Short exercise:
Type out every line below exactly as it reads.

Dataset records:
● ● ● ●
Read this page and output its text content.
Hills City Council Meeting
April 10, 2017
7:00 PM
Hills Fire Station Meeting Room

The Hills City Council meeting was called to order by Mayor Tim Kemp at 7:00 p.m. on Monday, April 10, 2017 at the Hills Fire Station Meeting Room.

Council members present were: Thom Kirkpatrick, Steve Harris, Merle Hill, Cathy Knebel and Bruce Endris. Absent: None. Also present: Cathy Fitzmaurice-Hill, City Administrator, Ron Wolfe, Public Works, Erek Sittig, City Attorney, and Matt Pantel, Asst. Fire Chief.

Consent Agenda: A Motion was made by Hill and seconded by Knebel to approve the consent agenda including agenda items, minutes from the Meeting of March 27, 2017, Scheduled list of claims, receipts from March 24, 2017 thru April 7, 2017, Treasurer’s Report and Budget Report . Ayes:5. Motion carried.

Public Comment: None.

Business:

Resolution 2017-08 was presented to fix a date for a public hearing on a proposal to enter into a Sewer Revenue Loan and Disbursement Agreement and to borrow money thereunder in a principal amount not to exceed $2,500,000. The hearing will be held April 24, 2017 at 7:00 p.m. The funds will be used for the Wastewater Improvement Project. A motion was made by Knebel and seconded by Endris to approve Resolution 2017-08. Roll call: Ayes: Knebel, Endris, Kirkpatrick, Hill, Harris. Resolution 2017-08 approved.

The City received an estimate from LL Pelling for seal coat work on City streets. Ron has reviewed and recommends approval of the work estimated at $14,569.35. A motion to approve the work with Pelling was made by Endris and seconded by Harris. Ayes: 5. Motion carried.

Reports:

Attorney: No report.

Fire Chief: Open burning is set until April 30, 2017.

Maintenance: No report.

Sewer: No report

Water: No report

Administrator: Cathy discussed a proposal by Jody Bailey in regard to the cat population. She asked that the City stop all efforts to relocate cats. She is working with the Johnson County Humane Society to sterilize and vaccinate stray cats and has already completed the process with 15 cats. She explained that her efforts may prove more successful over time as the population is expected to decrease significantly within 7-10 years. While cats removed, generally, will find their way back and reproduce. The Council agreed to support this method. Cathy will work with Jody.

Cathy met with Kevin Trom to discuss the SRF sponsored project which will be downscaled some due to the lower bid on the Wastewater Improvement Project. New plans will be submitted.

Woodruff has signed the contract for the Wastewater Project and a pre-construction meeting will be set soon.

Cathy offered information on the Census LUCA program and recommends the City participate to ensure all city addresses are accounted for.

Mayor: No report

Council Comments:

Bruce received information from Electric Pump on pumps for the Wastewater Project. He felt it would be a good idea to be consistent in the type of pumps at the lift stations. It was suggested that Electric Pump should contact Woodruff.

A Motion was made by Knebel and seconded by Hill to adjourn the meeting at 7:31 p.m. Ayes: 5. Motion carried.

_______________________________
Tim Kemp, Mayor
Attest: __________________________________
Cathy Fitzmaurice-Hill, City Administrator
● ● ● ●
Result of this task:
Read this page and output its text content.
Hills City Council Meeting
April 10, 2017
7:00 PM
Hills Fire Station Meeting Room

The Hills City Council meeting was called to order by Mayor Tim Kemp at 7:00 p.m. on Monday, April 10, 2017 at the Hills Fire Station Meeting Room.

Council members present were: Thom Kirkpatrick, Steve Harris, Merle Hill, Cathy Knebel and Bruce Endris. Absent: None. Also present: Cathy Fitzmaurice-Hill, City Administrator, Ron Wolfe, Public Works, Erek Sittig, City Attorney, and Matt Pantel, Asst. Fire Chief.

Consent Agenda: A Motion was made by Hill and seconded by Knebel to approve the consent agenda including agenda items, minutes from the Meeting of March 27, 2017, Scheduled list of claims, receipts from March 24, 2017 thru April 7, 2017, Treasurer’s Report and Budget Report . Ayes:5. Motion carried.

Public Comment: None.

Business:

Resolution 2017-08 was presented to fix a date for a public hearing on a proposal to enter into a Sewer Revenue Loan and Disbursement Agreement and to borrow money thereunder in a principal amount not to exceed $2,500,000. The hearing will be held April 24, 2017 at 7:00 p.m. The funds will be used for the Wastewater Improvement Project. A motion was made by Knebel and seconded by Endris to approve Resolution 2017-08. Roll call: Ayes: Knebel, Endris, Kirkpatrick, Hill, Harris. Resolution 2017-08 approved.

The City received an estimate from LL Pelling for seal coat work on City streets. Ron has reviewed and recommends approval of the work estimated at $14,569.35. A motion to approve the work with Pelling was made by Endris and seconded by Harris. Ayes: 5. Motion carried.

Reports:

Attorney: No report.

Fire Chief: Open burning is set until April 30, 2017.

Maintenance: No report.

Sewer: No report

Water: No report

Administrator: Cathy discussed a proposal by Jody Bailey in regard to the cat population. She asked that the City stop all efforts to relocate cats. She is working with the Johnson County Humane Society to sterilize and vaccinate stray cats and has already completed the process with 15 cats. She explained that her efforts may prove more successful over time as the population is expected to decrease significantly within 7-10 years. While cats removed, generally, will find their way back and reproduce. The Council agreed to support this method. Cathy will work with Jody.

Cathy met with Kevin Trom to discuss the SRF sponsored project which will be downscaled some due to the lower bid on the Wastewater Improvement Project. New plans will be submitted.

Woodruff has signed the contract for the Wastewater Project and a pre-construction meeting will be set soon.

Cathy offered information on the Census LUCA program and recommends the City participate to ensure all city addresses are accounted for.

Mayor: No report

Council Comments:

Bruce received information from Electric Pump on pumps for the Wastewater Project. He felt it would be a good idea to be consistent in the type of pumps at the lift stations. It was suggested that Electric Pump should contact Woodruff.

A Motion was made by Knebel and seconded by Hill to adjourn the meeting at 7:31 p.m. Ayes: 5. Motion carried.

_______________________________
Tim Kemp, Mayor
Attest: __________________________________
Cathy Fitzmaurice-Hill, City Administrator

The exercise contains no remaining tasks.